• AIM: In the forum post below, which library does the writer say is probably the best to use with Python?

1

I have a sequential function that sorts through lists and performs tasks. For example... (this is not the actual code but is analagous)

def myFunction(list):
   for item in list:
      sublist_a=item[0]
      sublist_b=item[1]
      sublist_c=item[2]
      sublist_d=item[3]
   for row in sublist_a:
      #(do tasks....)
   for row in sublist_b:
      #(do tasks....)
   for row in sublist_c:
      #(do tasks....)
   for row in sublist_d:
      #(do tasks....)
   print "COMPLETE"

So this is overly simplified, but essentially these lists are quire large, and the order of execution is important (ie. for row in ....), so I would like to split them between the available cores on my system.

Could someone please suggest a method for doing so?

Have never used the Multiprocessing library but it seems this is probably the best to use with python.

• EXTRACTED ENTRIES:
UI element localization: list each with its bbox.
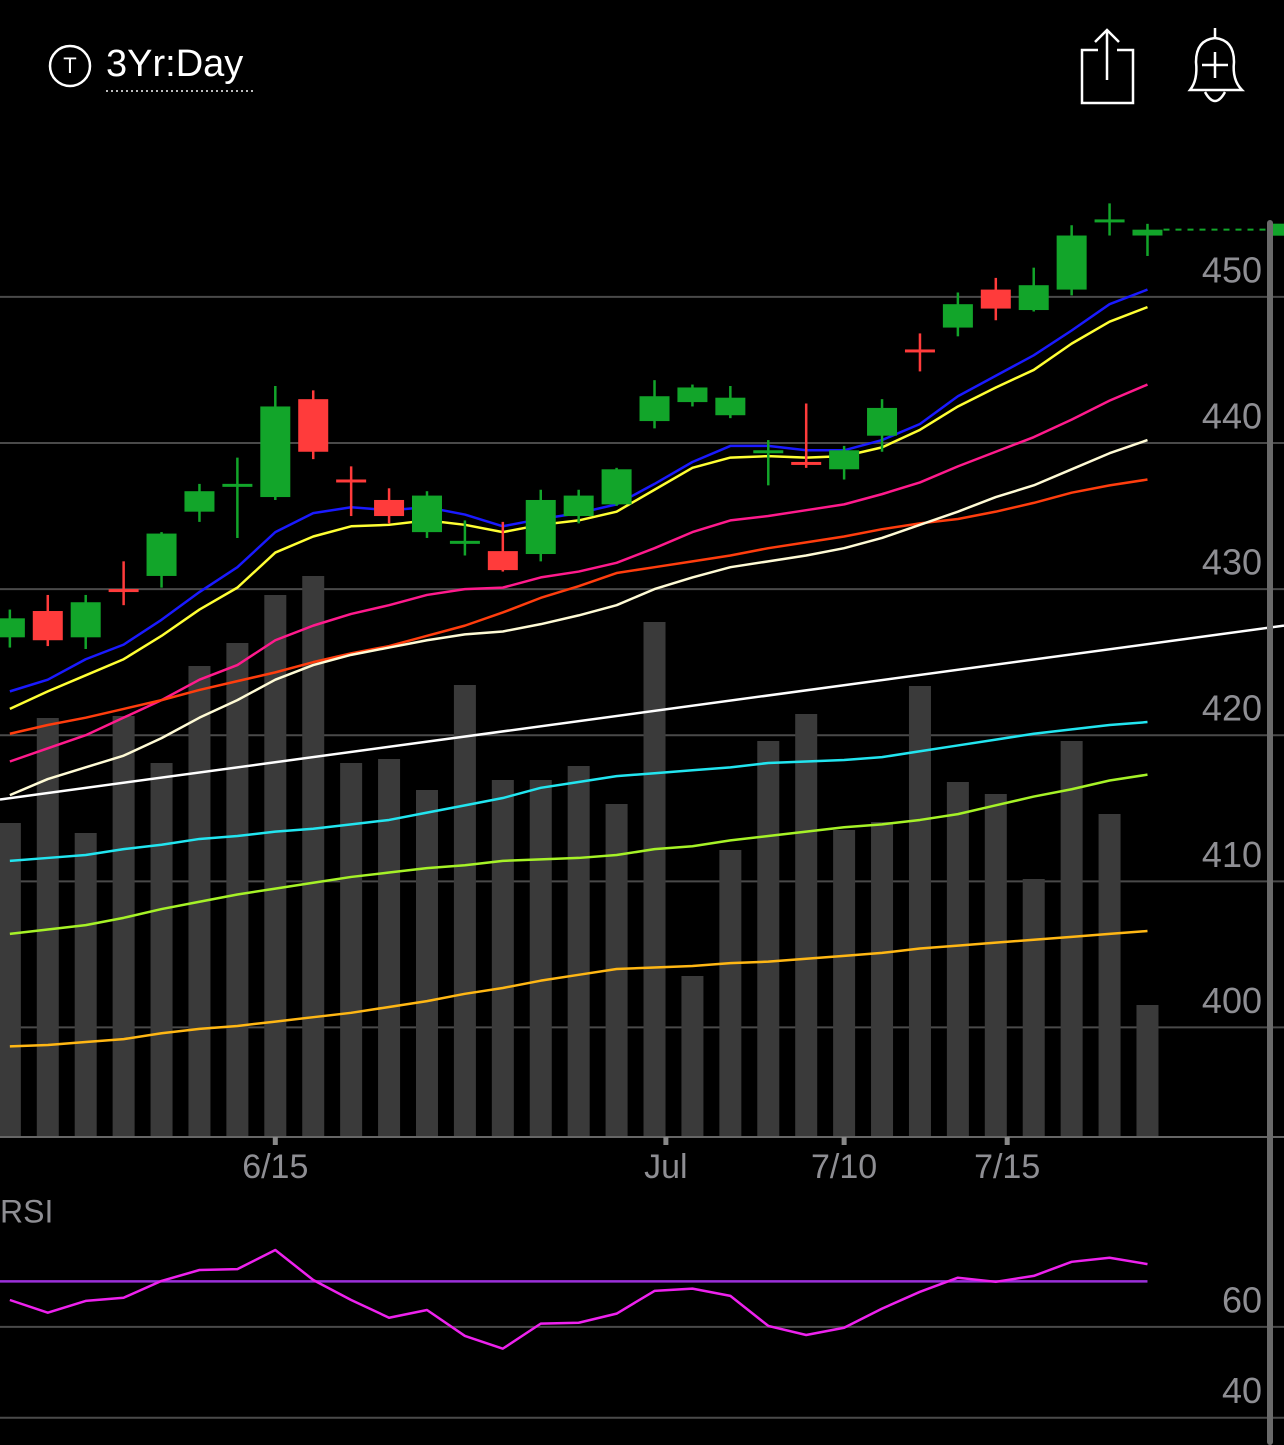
- candle-body: [867, 407, 898, 436]
- candle-body: [1132, 229, 1163, 236]
- candle-body: [1094, 219, 1125, 223]
- timeframe-icon-letter: T: [63, 53, 76, 78]
- last-price-marker: [1272, 223, 1284, 236]
- share-arrow: [1094, 28, 1120, 80]
- ma-line: [9, 773, 1148, 936]
- y-tick-label: 410: [1202, 834, 1262, 875]
- volume-bar: [681, 976, 704, 1137]
- candle-body: [70, 602, 101, 638]
- bell-plus: [1202, 52, 1228, 78]
- x-tick-label: Jul: [644, 1148, 687, 1186]
- volume-bar: [908, 686, 931, 1137]
- bell: [1187, 28, 1246, 92]
- indicator-label: RSI: [0, 1193, 53, 1229]
- volume-bar: [719, 850, 742, 1137]
- scrollbar[interactable]: [1267, 220, 1273, 1445]
- timeframe-icon: [48, 44, 92, 88]
- volume-bar: [150, 763, 173, 1137]
- volume-bar: [453, 685, 476, 1137]
- y-tick-label: 40: [1222, 1370, 1262, 1411]
- volume-bar: [226, 643, 249, 1137]
- volume-bar: [340, 763, 363, 1137]
- candle-body: [677, 387, 708, 403]
- candle-body: [411, 495, 442, 533]
- candle-body: [980, 289, 1011, 309]
- volume-bar: [1098, 814, 1121, 1137]
- candle-body: [1018, 285, 1049, 311]
- y-tick-label: 420: [1202, 688, 1262, 729]
- candle-body: [1056, 235, 1087, 290]
- volume-bar: [946, 782, 969, 1137]
- candle-body: [904, 349, 935, 353]
- candle-body: [563, 495, 594, 517]
- volume-bar: [605, 804, 628, 1137]
- volume-bar: [1022, 879, 1045, 1137]
- volume-bar: [984, 794, 1007, 1137]
- candle-body: [942, 304, 973, 328]
- volume-bar: [378, 759, 401, 1137]
- ma-line: [9, 478, 1148, 735]
- candle-body: [336, 479, 367, 483]
- plot-layer: 400 410 420 430 440 450 6/15 Jul 7/10 7/15 40 60 RSI: [0, 203, 1284, 1419]
- candle-body: [639, 396, 670, 422]
- volume-bar: [833, 830, 856, 1137]
- volume-bar: [36, 718, 59, 1137]
- candle-body: [601, 469, 632, 505]
- candle-body: [108, 589, 139, 593]
- candle-body: [449, 540, 480, 544]
- x-tick-label: 7/15: [974, 1148, 1040, 1186]
- candle-body: [260, 406, 291, 498]
- candle-body: [525, 499, 556, 555]
- share-box: [1080, 48, 1135, 105]
- candle-body: [298, 399, 329, 452]
- alert-button[interactable]: [1187, 28, 1246, 103]
- volume-bar: [74, 833, 97, 1137]
- candle-body: [32, 611, 63, 641]
- candle-body: [0, 618, 25, 638]
- volume-bar: [112, 716, 135, 1137]
- ma-line: [9, 720, 1148, 863]
- ma-line: [9, 383, 1148, 763]
- trendline: [0, 624, 1284, 801]
- volume-bar: [567, 766, 590, 1137]
- y-tick-label: 440: [1202, 396, 1262, 437]
- volume-bar: [1060, 741, 1083, 1137]
- x-tick-label: 7/10: [811, 1148, 877, 1186]
- y-tick-label: 450: [1202, 249, 1262, 290]
- y-tick-label: 60: [1222, 1279, 1262, 1320]
- bell-clapper: [1203, 91, 1227, 103]
- candle-body: [829, 450, 860, 470]
- volume-bar: [1136, 1005, 1159, 1137]
- candle-body: [791, 461, 822, 465]
- volume-bar: [529, 780, 552, 1137]
- volume-bar: [643, 622, 666, 1137]
- rsi-line: [9, 1248, 1148, 1350]
- candle-body: [374, 499, 405, 517]
- candle-body: [753, 450, 784, 454]
- volume-bar: [302, 576, 325, 1137]
- candle-body: [715, 397, 746, 416]
- volume-bar: [871, 822, 894, 1137]
- candle-body: [487, 551, 518, 571]
- volume-bar: [757, 741, 780, 1137]
- y-tick-label: 400: [1202, 980, 1262, 1021]
- candle-body: [146, 533, 177, 576]
- volume-bar: [415, 790, 438, 1137]
- x-tick-label: 6/15: [242, 1148, 308, 1186]
- ma-line: [9, 438, 1148, 797]
- volume-bar: [795, 714, 818, 1137]
- y-tick-label: 430: [1202, 542, 1262, 583]
- timeframe-selector[interactable]: T 3Yr:Day: [48, 43, 256, 92]
- volume-bar: [0, 823, 21, 1137]
- candle-body: [184, 491, 215, 512]
- timeframe-label: 3Yr:Day: [106, 43, 243, 85]
- ma-line: [9, 929, 1148, 1048]
- share-button[interactable]: [1080, 28, 1135, 105]
- candle-body: [222, 483, 253, 487]
- volume-bar: [264, 595, 287, 1137]
- volume-bar: [491, 780, 514, 1137]
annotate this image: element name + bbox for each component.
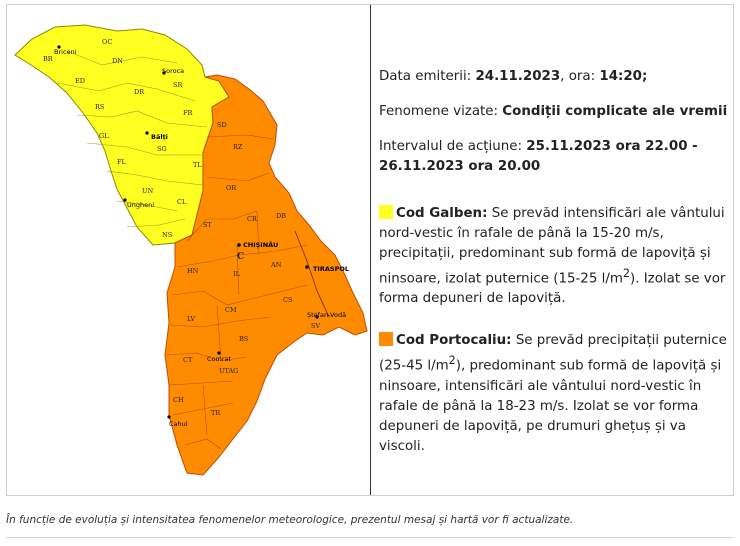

• OUTPUT BELOW: The Multiprocessing library.